TRECHO FORNECIDO →
=====

Trata-se do julgamento, pelos desembargadores da 1ª Câmara, de uma apelação do Banco Cédula, que foi condenado em 2019 a pagar indenização em ação coletiva movida por investidores em papéis do banco na cidade de Campos dos Goytacazes, no Norte fluminense, no começo deste século.

Estranhamente, o juiz de Campos, que antes condenara o Cédula na ação coletiva, quando as execuções das dívidas entraram na fase de cobranças individuais, mudou de entendimento. E desdisse o que aprovara antes.

A relatoria do embargo está nas mãos do desembargador Sérgio Ricardo Arruda, que já condenou o banco em 1ª instância por estelionato na ação movida por uma centena de investidores representados pelo advogado Cristiano Muller. Mais dois desembargadores integram a turma, um deles com o voto revisor.

História exemplar

A história é exemplar de como os direitos dos pequenos investidores valem quase tão pouco quando o dos devedores quando um banco está no centro do problema, ainda que de pequeno porte como o Cédula, com uma agência no centro do Rio, na Rua Gonçalves Dias, quase em frente à Confeitaria Colombo.

A Cédula era uma financeira controlada por Michel Stivelman, que operava de modo muito conservador em matéria de empréstimos, concentrados no crédito pessoal (com altas taxas de juros e em troca de garantias reais, imóveis ou automóveis, de preferência).

Seu histórico de baixa alavancagem (empréstimos) em relação ao capital e reservas indicava que os donos se valiam da carta patente da financeira para fazer uma “agiotagem paralela”, regulada pelo Banco Central do Brasil. Quando, no governo José Sarney, houve a oportunidade para conversão, mediante aporte de capital, das cartas patentes de financeiras, distribuidoras de valores e corretoras em cartas patentes de bancos, surgiu o Banco Cédula.

Mas o conservadorismo prevaleceu e o banco não expandiu sua rede. Preferiu fazer parcerias com outras instituições e explorar outras praças (na captação e nos empréstimos) com a figura do “correspondente bancário”, reconhecido pelo Banco Central, que pode ser até um estabelecimento comercial em áreas pouco servidas por agências de bancos.

O Cédula se associou ao Banco Morada, que era oriundo da Associação de Poupança e Empréstimo Morada, que virou banco também no governo Sarney. Ambos foram atuar em Campos por intermédio de correspondentes bancários. Os investidores nos papéis da dupla bancária movimentavam recursos com talões de cheques do Banco Cédula.

=====

DADOS ARMAZENADOS →
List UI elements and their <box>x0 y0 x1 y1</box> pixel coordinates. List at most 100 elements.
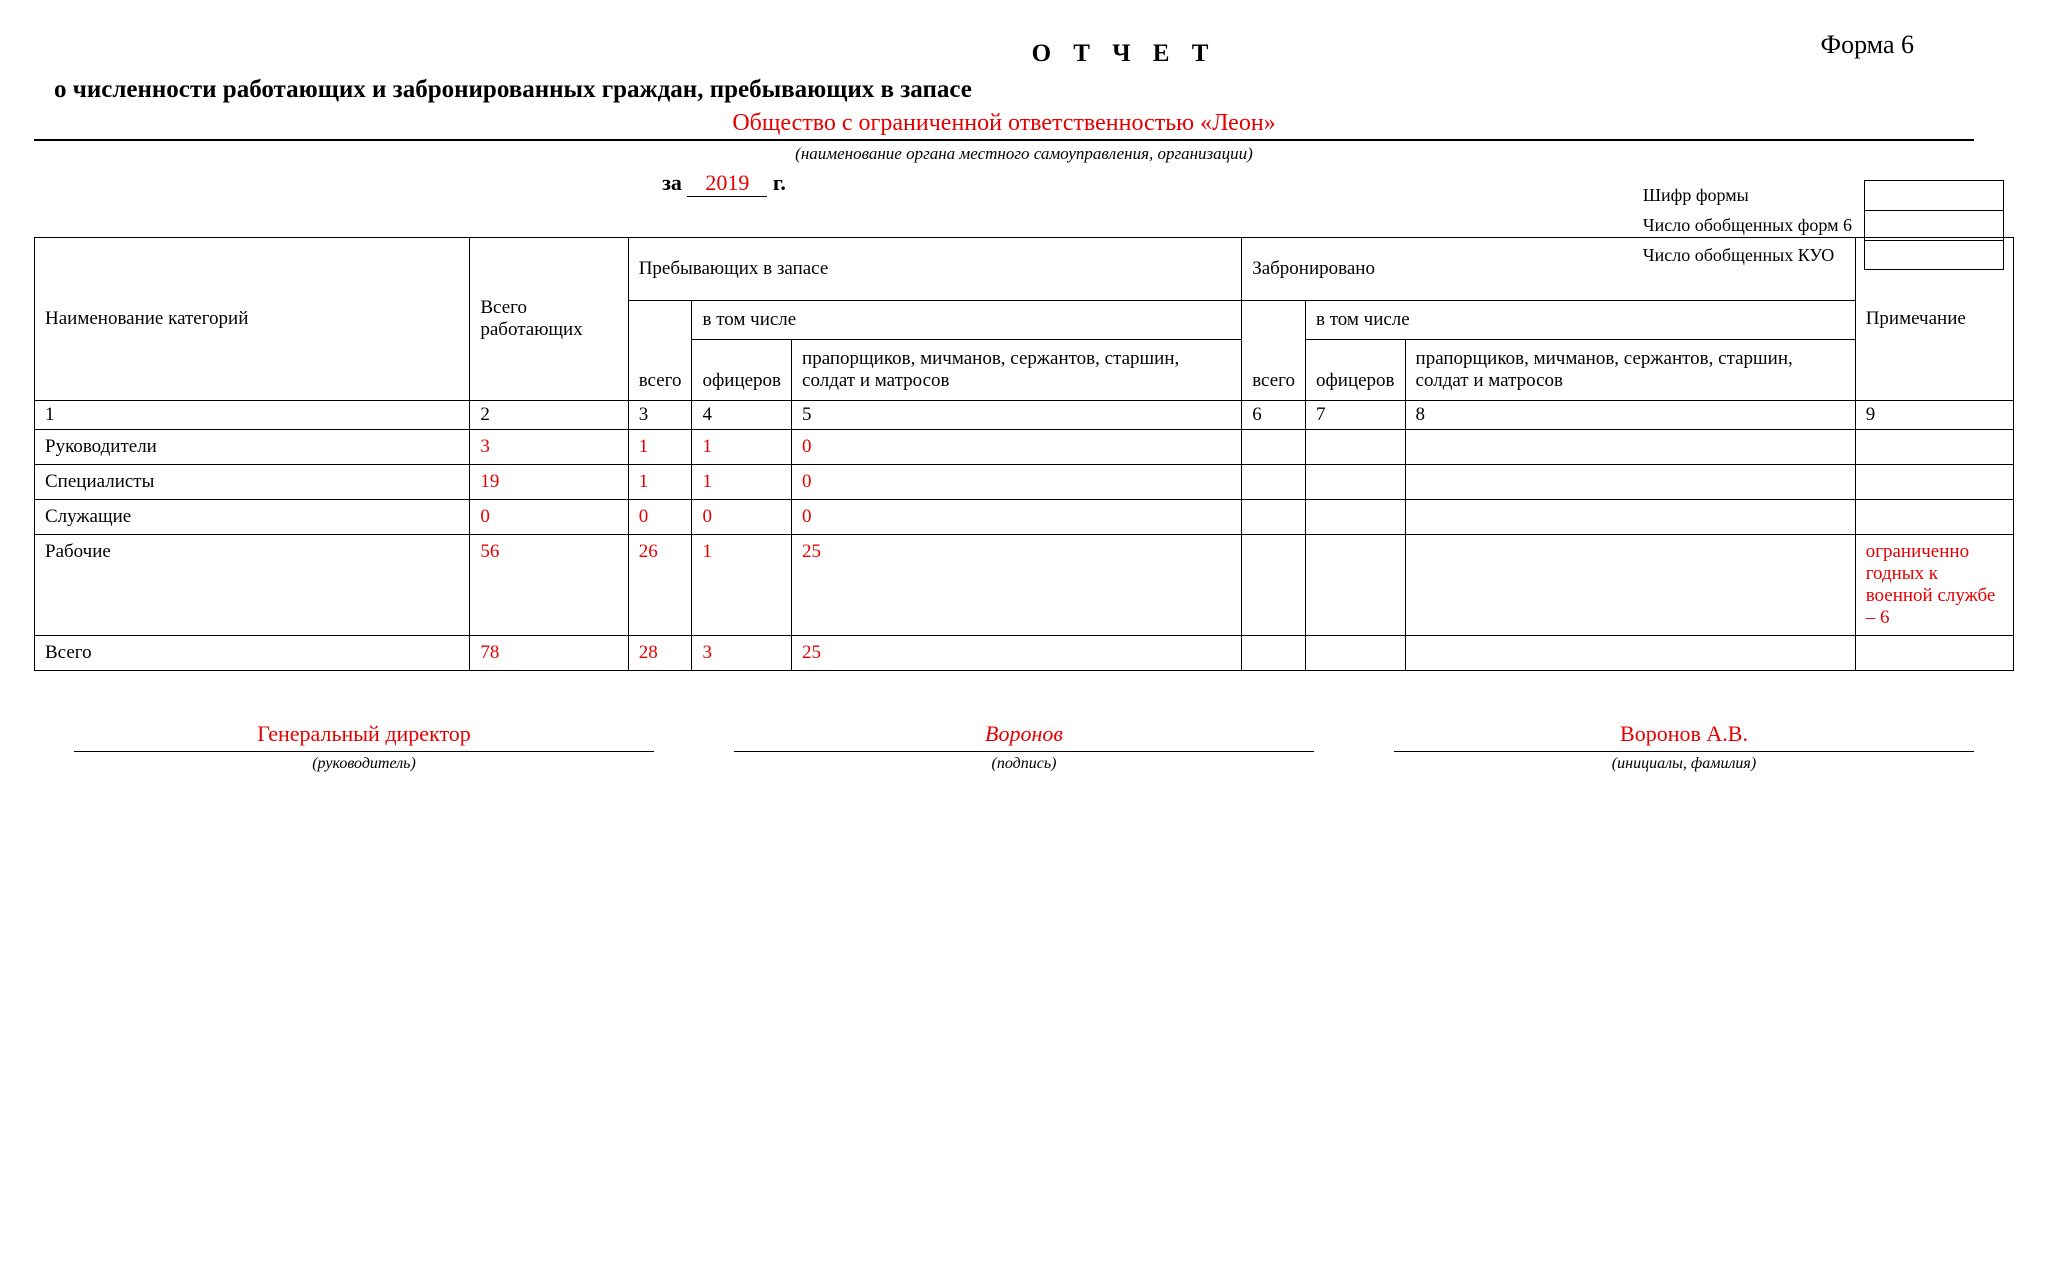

=====

SUAS TAREFAS →
a) Reescreva o trecho sobre o Banco Cédula de "Seu histórico de" até "surgiu o Banco Cédula.", inclusive, substituindo "Banco Central do Brasil" por "BCB".
b) Quais pessoas são mencionadas pelo nome no trecho sobre o Banco Cédula?

CONJUNTO DE RESPOSTAS →
a)
Seu histórico de baixa alavancagem (empréstimos) em relação ao capital e reservas indicava que os donos se valiam da carta patente da financeira para fazer uma “agiotagem paralela”, regulada pelo BCB. Quando, no governo José Sarney, houve a oportunidade para conversão, mediante aporte de capital, das cartas patentes de financeiras, distribuidoras de valores e corretoras em cartas patentes de bancos, surgiu o Banco Cédula.

b) Sérgio Ricardo Arruda, Cristiano Muller, Michel Stivelman e José Sarney.